YOUR GOAL: Give every entry again, word for word.

THE INPUT:
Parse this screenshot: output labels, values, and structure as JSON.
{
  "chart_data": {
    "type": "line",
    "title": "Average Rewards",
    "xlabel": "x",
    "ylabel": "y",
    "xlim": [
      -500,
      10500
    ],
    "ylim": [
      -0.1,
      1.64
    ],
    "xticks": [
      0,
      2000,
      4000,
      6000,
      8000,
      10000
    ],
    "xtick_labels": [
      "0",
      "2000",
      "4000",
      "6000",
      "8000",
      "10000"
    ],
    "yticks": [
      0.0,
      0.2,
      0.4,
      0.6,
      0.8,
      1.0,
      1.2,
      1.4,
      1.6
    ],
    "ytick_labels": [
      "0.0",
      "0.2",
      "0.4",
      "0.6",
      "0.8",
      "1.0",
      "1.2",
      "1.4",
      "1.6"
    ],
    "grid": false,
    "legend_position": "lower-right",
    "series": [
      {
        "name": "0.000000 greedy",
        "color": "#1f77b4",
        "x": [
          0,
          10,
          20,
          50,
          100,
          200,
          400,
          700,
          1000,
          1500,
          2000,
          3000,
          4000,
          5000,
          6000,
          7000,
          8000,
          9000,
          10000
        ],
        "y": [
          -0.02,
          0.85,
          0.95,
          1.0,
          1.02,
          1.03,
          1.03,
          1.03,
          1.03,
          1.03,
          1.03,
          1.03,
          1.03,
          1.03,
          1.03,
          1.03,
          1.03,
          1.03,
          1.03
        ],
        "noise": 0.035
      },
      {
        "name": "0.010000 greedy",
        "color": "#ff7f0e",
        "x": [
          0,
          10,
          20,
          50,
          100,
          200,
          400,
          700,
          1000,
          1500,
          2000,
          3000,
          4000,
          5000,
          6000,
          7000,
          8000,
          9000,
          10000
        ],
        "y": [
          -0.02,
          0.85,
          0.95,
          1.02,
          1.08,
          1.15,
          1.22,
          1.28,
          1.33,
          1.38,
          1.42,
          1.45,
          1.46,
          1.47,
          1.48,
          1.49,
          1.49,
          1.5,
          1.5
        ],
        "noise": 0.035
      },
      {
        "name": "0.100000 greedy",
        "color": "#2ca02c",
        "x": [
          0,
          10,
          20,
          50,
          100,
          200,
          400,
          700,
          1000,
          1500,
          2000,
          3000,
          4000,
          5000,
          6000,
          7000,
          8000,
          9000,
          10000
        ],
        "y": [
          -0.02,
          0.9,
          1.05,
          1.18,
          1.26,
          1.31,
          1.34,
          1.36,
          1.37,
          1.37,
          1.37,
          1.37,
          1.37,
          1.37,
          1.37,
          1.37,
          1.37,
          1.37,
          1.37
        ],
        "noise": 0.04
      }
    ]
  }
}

THE RESULT:
Parse this screenshot: output labels, values, and structure as JSON.
{
  "chart_data": {
    "type": "line",
    "title": "Average Rewards",
    "xlabel": "x",
    "ylabel": "y",
    "xlim": [
      -500,
      10500
    ],
    "ylim": [
      -0.1,
      1.64
    ],
    "xticks": [
      0,
      2000,
      4000,
      6000,
      8000,
      10000
    ],
    "xtick_labels": [
      "0",
      "2000",
      "4000",
      "6000",
      "8000",
      "10000"
    ],
    "yticks": [
      0.0,
      0.2,
      0.4,
      0.6,
      0.8,
      1.0,
      1.2,
      1.4,
      1.6
    ],
    "ytick_labels": [
      "0.0",
      "0.2",
      "0.4",
      "0.6",
      "0.8",
      "1.0",
      "1.2",
      "1.4",
      "1.6"
    ],
    "grid": false,
    "legend_position": "lower-right",
    "series": [
      {
        "name": "0.000000 greedy",
        "color": "#1f77b4",
        "x": [
          0,
          10,
          20,
          50,
          100,
          200,
          400,
          700,
          1000,
          1500,
          2000,
          3000,
          4000,
          5000,
          6000,
          7000,
          8000,
          9000,
          10000
        ],
        "y": [
          -0.02,
          0.85,
          0.95,
          1.0,
          1.02,
          1.03,
          1.03,
          1.03,
          1.03,
          1.03,
          1.03,
          1.03,
          1.03,
          1.03,
          1.03,
          1.03,
          1.03,
          1.03,
          1.03
        ],
        "noise": 0.035
      },
      {
        "name": "0.010000 greedy",
        "color": "#ff7f0e",
        "x": [
          0,
          10,
          20,
          50,
          100,
          200,
          400,
          700,
          1000,
          1500,
          2000,
          3000,
          4000,
          5000,
          6000,
          7000,
          8000,
          9000,
          10000
        ],
        "y": [
          -0.02,
          0.85,
          0.95,
          1.02,
          1.08,
          1.15,
          1.22,
          1.28,
          1.33,
          1.38,
          1.42,
          1.45,
          1.46,
          1.47,
          1.48,
          1.49,
          1.49,
          1.5,
          1.5
        ],
        "noise": 0.035
      },
      {
        "name": "0.100000 greedy",
        "color": "#2ca02c",
        "x": [
          0,
          10,
          20,
          50,
          100,
          200,
          400,
          700,
          1000,
          1500,
          2000,
          3000,
          4000,
          5000,
          6000,
          7000,
          8000,
          9000,
          10000
        ],
        "y": [
          -0.02,
          0.9,
          1.05,
          1.18,
          1.26,
          1.31,
          1.34,
          1.36,
          1.37,
          1.37,
          1.37,
          1.37,
          1.37,
          1.37,
          1.37,
          1.37,
          1.37,
          1.37,
          1.37
        ],
        "noise": 0.04
      }
    ]
  }
}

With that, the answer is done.